### WHAT YOU HAVE TO DO
Show each line that has the string "Tipo" in it.

### DATASET ROWS
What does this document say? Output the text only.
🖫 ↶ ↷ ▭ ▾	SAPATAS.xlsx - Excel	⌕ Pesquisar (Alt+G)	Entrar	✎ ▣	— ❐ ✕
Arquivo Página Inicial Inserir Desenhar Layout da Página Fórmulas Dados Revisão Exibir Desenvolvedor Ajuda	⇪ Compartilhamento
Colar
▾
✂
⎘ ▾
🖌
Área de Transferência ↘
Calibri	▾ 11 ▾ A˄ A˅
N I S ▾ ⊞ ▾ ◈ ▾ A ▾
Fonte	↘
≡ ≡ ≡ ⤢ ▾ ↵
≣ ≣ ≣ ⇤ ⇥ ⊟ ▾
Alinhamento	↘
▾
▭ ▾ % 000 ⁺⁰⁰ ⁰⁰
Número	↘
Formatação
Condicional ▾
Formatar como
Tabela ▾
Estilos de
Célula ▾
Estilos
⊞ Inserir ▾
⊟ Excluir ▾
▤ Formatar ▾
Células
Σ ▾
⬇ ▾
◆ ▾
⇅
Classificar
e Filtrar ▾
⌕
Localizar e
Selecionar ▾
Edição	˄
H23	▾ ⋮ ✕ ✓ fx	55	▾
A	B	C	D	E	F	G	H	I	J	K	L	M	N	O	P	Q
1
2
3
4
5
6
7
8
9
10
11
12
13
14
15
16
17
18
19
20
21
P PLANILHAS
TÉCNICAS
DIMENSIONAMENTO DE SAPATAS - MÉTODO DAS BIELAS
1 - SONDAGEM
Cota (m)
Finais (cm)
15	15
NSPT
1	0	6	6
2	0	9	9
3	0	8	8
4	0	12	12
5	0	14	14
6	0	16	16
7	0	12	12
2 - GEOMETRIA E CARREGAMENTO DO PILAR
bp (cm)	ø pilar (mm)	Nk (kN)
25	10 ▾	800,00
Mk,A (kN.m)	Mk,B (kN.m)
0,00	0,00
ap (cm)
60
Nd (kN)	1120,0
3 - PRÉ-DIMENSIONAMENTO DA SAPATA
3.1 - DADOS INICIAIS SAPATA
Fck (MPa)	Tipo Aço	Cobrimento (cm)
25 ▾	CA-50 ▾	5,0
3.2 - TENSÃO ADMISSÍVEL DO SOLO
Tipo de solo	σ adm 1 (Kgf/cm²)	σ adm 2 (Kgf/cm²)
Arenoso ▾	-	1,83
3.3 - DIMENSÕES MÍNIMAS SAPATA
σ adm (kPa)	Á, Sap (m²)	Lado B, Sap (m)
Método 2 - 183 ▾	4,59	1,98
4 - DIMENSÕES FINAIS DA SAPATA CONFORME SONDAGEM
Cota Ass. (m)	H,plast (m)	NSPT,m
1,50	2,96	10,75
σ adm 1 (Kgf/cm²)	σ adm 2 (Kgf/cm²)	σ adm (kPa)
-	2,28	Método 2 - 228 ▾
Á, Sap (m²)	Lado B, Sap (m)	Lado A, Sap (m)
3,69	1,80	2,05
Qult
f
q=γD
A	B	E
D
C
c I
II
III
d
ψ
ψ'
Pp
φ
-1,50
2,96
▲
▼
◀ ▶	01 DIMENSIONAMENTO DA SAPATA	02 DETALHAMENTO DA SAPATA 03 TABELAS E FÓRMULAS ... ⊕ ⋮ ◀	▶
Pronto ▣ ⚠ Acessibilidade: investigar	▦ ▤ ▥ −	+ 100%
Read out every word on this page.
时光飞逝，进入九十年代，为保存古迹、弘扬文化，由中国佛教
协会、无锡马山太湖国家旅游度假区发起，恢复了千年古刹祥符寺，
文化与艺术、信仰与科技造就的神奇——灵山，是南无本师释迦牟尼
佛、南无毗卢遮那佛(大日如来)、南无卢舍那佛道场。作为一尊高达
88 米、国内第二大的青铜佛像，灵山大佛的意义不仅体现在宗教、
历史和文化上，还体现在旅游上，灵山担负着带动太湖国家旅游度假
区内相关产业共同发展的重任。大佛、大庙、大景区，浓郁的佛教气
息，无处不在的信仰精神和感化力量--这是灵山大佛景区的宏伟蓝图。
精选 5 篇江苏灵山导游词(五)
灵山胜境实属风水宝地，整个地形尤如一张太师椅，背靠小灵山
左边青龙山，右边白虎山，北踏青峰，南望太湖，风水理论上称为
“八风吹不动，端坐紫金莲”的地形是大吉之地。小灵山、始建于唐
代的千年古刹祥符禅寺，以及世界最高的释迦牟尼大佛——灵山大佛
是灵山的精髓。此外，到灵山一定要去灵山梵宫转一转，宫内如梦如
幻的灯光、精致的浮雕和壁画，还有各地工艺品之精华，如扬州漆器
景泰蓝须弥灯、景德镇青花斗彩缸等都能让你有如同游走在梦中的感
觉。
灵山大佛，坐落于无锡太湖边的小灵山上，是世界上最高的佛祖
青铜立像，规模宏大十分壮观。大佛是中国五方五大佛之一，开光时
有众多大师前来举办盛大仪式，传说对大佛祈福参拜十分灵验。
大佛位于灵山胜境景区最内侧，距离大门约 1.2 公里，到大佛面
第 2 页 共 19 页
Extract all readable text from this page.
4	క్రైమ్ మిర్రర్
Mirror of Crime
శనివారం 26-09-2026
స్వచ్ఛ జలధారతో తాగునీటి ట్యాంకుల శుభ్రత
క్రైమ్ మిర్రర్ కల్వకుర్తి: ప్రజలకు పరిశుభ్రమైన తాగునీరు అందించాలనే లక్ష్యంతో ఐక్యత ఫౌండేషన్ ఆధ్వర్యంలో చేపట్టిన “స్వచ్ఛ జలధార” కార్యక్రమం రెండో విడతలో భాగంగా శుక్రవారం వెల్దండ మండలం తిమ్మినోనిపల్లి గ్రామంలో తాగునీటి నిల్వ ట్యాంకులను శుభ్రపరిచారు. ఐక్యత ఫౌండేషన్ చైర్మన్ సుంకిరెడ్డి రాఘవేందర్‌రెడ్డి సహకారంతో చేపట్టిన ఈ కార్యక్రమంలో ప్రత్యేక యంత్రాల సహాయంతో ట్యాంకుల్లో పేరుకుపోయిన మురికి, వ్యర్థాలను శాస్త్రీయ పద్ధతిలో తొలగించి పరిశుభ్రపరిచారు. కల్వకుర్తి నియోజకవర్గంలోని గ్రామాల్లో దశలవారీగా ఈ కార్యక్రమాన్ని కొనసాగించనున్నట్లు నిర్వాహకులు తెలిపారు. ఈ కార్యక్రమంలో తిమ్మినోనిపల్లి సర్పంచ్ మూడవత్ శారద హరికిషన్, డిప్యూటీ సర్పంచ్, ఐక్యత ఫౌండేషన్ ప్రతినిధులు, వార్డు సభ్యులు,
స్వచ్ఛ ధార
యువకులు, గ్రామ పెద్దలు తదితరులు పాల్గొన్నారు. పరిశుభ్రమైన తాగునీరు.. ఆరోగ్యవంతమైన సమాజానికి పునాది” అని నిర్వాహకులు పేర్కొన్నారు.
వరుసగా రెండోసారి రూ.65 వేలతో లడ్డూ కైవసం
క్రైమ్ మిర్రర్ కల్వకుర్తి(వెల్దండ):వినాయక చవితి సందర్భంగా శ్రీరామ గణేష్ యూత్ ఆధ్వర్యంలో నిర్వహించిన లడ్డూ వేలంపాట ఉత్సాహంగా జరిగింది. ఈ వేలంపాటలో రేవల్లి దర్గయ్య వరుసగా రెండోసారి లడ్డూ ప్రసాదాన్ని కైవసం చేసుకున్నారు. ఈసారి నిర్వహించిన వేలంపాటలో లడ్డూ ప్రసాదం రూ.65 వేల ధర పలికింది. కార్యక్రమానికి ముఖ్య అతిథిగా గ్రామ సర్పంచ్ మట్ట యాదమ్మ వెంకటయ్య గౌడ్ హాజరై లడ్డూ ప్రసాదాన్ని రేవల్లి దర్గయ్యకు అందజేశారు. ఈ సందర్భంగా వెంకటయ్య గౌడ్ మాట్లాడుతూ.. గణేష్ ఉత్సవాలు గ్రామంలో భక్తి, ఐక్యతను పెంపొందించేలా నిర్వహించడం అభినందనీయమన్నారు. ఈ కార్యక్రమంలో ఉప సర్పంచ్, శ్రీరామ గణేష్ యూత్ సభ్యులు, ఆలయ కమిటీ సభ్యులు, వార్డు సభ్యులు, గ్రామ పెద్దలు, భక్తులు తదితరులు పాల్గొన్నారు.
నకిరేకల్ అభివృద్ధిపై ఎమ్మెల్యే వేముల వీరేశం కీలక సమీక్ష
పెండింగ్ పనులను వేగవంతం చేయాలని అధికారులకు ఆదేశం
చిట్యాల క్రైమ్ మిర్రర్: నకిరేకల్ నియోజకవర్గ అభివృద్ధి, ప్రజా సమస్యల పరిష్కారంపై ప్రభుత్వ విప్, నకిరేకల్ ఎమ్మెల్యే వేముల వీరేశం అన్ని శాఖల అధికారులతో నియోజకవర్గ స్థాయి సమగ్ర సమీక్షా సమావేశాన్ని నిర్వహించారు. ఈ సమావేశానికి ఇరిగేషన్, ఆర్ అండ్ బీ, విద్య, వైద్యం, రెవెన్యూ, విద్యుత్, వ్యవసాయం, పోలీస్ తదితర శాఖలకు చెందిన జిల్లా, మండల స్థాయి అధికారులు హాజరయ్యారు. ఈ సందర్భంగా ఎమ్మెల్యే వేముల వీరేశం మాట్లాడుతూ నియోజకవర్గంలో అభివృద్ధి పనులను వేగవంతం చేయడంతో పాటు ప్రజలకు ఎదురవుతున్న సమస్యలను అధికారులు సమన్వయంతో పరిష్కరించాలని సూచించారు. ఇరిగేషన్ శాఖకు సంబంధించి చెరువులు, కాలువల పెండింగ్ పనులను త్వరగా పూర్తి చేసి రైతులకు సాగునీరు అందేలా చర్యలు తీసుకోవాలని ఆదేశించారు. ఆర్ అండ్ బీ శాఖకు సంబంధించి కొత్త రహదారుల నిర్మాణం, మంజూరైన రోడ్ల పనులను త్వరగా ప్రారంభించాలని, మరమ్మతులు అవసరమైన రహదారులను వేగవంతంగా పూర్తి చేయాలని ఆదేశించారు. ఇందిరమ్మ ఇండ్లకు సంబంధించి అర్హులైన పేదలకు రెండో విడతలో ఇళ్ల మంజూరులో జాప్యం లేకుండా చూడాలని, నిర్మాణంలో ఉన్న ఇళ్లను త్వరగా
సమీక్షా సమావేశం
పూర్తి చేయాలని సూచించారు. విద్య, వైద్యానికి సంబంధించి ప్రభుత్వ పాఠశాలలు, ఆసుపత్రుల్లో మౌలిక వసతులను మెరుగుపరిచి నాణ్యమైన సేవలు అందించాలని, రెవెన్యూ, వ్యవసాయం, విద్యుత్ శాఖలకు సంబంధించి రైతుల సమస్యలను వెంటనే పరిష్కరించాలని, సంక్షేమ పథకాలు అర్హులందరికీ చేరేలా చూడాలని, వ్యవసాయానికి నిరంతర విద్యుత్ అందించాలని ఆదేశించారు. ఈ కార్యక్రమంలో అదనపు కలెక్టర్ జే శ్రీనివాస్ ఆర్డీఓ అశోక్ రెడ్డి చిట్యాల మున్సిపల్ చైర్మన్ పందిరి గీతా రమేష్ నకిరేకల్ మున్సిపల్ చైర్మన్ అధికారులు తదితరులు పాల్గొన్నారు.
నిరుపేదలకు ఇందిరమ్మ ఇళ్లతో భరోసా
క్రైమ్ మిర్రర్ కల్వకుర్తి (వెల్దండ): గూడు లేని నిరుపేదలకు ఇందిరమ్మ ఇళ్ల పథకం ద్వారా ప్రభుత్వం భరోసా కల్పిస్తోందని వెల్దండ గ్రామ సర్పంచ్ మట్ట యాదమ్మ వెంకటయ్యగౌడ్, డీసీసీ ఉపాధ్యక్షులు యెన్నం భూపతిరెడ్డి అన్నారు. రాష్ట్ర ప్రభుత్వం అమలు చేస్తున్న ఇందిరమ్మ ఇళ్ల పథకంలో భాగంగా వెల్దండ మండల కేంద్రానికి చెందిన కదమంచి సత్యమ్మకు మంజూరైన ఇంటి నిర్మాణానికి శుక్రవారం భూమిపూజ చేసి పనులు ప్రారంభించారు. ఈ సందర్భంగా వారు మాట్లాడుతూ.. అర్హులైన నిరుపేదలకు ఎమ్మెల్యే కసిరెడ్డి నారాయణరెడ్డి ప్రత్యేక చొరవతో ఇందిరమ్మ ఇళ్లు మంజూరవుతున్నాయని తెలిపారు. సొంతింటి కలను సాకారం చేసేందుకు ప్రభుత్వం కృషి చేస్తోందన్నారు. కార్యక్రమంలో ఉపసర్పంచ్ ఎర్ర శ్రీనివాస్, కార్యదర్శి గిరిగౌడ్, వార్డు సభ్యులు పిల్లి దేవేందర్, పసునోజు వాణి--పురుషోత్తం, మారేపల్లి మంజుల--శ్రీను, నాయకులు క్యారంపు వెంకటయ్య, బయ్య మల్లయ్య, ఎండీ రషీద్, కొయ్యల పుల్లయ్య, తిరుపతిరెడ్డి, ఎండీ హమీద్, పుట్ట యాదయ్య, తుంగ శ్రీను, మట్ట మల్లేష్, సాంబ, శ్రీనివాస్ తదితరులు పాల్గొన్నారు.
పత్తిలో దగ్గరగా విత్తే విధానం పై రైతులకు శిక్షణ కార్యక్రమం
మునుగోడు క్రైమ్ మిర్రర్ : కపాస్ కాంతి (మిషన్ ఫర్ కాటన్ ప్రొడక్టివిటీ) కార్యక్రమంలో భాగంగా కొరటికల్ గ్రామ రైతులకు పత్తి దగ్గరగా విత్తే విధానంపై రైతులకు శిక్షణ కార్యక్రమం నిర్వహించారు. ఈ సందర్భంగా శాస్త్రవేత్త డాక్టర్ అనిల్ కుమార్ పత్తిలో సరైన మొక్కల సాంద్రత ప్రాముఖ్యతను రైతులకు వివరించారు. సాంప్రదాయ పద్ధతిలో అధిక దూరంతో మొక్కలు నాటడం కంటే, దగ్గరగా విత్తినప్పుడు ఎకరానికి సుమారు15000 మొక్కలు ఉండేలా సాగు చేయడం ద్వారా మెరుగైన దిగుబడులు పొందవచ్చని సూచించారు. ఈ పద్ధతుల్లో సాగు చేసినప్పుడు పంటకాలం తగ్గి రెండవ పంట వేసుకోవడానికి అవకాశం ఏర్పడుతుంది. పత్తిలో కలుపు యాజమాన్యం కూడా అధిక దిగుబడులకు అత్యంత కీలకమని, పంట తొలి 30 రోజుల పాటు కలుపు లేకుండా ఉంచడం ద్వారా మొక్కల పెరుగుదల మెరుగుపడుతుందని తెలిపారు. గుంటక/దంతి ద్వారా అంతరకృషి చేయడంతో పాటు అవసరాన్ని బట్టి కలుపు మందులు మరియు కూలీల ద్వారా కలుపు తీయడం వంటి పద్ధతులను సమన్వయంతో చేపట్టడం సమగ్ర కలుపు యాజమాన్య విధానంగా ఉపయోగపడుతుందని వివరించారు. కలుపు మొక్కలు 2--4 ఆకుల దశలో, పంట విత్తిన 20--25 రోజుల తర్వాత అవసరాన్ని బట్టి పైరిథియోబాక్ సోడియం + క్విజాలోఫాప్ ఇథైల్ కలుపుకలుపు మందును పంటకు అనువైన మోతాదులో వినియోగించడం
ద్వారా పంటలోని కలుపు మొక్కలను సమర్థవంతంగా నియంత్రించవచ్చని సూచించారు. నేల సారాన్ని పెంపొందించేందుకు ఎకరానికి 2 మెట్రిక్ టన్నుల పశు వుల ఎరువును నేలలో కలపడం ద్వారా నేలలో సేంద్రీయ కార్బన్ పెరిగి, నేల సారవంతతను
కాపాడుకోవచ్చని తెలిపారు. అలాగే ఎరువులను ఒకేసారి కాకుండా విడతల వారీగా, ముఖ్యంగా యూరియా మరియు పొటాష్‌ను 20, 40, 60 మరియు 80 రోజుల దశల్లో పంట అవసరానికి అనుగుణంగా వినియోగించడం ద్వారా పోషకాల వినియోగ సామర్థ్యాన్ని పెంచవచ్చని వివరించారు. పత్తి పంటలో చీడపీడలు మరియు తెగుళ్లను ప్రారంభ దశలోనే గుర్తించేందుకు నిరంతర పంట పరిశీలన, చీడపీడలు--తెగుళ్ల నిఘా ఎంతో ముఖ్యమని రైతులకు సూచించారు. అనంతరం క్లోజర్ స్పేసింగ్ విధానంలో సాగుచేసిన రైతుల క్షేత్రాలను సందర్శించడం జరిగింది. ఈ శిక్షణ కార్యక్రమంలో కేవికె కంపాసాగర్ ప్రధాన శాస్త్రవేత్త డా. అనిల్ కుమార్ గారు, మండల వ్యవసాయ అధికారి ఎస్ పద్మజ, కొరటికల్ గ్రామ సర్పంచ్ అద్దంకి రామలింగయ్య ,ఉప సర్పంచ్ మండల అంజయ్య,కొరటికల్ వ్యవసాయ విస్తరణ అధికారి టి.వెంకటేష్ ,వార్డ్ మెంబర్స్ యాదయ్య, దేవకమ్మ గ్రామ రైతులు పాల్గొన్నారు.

### EXERCISE SOLUTION
Fck (MPa)	Tipo Aço	Cobrimento (cm)
Tipo de solo	σ adm 1 (Kgf/cm²)	σ adm 2 (Kgf/cm²)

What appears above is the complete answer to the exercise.